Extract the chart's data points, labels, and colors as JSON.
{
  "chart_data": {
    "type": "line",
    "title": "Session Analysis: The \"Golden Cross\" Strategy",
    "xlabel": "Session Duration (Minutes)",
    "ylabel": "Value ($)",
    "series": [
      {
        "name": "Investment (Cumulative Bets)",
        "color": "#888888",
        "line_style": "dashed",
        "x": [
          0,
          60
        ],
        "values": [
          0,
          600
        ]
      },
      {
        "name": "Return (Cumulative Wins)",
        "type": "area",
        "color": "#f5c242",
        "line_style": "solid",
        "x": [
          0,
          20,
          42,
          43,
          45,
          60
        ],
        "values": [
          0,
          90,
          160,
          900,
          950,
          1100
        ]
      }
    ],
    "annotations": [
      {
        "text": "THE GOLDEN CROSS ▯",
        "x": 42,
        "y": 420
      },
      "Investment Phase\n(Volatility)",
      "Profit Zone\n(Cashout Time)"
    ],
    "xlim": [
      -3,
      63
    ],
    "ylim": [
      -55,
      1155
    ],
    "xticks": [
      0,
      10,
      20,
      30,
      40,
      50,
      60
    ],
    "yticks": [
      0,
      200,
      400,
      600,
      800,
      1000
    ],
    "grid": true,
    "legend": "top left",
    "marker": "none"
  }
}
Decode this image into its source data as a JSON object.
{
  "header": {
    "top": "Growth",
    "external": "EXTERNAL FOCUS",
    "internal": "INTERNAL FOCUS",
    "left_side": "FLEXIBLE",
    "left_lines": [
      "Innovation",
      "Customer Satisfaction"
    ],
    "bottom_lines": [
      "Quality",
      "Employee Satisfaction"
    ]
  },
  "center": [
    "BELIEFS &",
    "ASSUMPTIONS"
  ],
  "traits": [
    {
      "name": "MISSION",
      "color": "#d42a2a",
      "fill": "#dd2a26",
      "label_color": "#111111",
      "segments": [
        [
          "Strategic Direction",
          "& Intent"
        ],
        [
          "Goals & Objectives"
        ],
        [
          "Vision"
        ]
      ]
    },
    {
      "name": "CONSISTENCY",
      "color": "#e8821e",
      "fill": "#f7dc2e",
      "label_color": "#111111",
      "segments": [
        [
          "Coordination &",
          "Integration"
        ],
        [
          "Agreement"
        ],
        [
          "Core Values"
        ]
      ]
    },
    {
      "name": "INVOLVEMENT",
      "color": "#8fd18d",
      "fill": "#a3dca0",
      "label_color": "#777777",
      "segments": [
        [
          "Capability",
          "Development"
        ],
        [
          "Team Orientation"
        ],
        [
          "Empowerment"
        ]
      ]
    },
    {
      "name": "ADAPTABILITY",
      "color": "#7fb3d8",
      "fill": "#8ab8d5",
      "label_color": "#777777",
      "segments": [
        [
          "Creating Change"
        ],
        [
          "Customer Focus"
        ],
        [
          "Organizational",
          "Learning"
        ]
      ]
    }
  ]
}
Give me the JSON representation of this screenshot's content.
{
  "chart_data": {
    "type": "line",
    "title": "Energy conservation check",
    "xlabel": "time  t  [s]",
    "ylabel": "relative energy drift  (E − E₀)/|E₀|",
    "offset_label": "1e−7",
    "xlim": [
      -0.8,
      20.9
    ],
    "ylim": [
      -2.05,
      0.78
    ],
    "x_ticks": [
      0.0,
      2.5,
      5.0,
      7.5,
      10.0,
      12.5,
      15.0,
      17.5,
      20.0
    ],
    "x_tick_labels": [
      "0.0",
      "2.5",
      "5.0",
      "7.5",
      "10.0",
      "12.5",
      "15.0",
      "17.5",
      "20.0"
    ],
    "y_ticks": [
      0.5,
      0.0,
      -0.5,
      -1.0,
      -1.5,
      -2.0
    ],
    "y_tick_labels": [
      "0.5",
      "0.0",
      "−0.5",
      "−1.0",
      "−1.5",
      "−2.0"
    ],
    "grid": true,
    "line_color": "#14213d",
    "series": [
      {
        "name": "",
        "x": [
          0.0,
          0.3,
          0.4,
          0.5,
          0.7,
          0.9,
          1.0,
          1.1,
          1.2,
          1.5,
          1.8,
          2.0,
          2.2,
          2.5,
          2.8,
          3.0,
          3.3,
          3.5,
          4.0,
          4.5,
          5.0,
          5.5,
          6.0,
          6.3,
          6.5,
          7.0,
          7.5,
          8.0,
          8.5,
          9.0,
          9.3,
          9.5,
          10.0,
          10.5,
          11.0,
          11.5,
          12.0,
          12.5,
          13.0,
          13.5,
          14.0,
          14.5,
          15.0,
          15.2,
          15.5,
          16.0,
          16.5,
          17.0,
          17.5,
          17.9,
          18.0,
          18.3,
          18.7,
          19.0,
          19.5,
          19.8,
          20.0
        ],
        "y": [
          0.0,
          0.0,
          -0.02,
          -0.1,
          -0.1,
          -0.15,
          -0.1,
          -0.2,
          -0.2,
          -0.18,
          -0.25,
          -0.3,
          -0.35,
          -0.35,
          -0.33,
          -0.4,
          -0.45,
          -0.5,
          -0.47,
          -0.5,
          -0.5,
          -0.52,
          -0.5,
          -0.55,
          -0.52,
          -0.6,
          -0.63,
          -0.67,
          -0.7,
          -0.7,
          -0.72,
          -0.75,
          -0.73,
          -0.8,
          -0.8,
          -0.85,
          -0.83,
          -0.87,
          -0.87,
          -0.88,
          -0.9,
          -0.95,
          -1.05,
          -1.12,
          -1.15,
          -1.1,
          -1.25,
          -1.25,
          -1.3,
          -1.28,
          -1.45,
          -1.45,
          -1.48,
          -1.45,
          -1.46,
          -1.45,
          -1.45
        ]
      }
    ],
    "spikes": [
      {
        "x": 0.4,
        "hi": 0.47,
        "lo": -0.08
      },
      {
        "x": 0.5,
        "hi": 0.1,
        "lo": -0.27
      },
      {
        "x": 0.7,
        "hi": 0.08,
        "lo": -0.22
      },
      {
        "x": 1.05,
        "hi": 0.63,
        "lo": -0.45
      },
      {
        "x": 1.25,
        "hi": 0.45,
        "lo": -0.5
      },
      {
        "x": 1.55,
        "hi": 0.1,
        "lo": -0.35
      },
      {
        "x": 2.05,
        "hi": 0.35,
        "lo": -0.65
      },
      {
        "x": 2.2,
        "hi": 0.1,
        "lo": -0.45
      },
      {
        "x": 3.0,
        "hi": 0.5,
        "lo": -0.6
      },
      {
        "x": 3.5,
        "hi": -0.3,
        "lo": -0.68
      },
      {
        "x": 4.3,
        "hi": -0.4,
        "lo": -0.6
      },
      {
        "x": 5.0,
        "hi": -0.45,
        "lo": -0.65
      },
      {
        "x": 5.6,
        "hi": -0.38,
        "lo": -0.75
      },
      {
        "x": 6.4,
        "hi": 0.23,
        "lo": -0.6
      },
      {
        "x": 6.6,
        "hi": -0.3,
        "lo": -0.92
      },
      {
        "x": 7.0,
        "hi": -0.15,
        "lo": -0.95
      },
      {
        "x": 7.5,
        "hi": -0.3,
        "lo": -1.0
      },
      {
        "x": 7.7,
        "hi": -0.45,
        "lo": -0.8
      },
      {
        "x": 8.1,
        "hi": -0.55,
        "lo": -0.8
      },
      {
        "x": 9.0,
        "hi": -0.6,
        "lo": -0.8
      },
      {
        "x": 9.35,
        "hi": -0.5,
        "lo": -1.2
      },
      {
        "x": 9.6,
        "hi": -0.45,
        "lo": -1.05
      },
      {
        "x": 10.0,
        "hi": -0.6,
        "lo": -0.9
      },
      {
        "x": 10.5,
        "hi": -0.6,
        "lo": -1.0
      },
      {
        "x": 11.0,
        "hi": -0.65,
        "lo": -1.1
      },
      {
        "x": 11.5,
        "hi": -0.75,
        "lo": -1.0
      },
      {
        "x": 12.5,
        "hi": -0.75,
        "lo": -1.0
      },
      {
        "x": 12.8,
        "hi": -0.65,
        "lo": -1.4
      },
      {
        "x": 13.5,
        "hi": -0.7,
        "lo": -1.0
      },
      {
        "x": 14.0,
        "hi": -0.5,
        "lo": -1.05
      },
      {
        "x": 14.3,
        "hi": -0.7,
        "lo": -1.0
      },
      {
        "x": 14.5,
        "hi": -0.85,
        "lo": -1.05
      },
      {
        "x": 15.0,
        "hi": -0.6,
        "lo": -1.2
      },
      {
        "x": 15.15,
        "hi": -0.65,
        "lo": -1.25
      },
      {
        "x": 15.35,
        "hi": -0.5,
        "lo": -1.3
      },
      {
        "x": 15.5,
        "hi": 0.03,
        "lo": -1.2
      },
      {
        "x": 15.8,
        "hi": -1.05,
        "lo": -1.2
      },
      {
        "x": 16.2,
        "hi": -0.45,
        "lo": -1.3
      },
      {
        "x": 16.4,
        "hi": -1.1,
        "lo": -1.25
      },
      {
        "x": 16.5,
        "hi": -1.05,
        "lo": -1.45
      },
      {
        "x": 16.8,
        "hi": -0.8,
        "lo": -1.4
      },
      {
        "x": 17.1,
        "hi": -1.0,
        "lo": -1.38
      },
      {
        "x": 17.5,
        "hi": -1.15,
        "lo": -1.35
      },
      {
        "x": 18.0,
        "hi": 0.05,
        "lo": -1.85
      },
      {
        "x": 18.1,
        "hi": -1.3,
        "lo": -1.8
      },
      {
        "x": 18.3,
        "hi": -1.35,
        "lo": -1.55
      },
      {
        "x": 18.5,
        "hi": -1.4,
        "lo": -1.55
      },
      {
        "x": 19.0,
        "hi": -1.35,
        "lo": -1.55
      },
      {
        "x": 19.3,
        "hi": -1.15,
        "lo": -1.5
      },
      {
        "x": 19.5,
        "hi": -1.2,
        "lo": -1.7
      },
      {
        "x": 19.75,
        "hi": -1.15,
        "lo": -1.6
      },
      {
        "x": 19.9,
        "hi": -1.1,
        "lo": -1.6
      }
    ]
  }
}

[GIVEN REQUEST]: Say how many lines of the material contain the word "this", with no other text.

[EXERCISE OUTPUT]: 2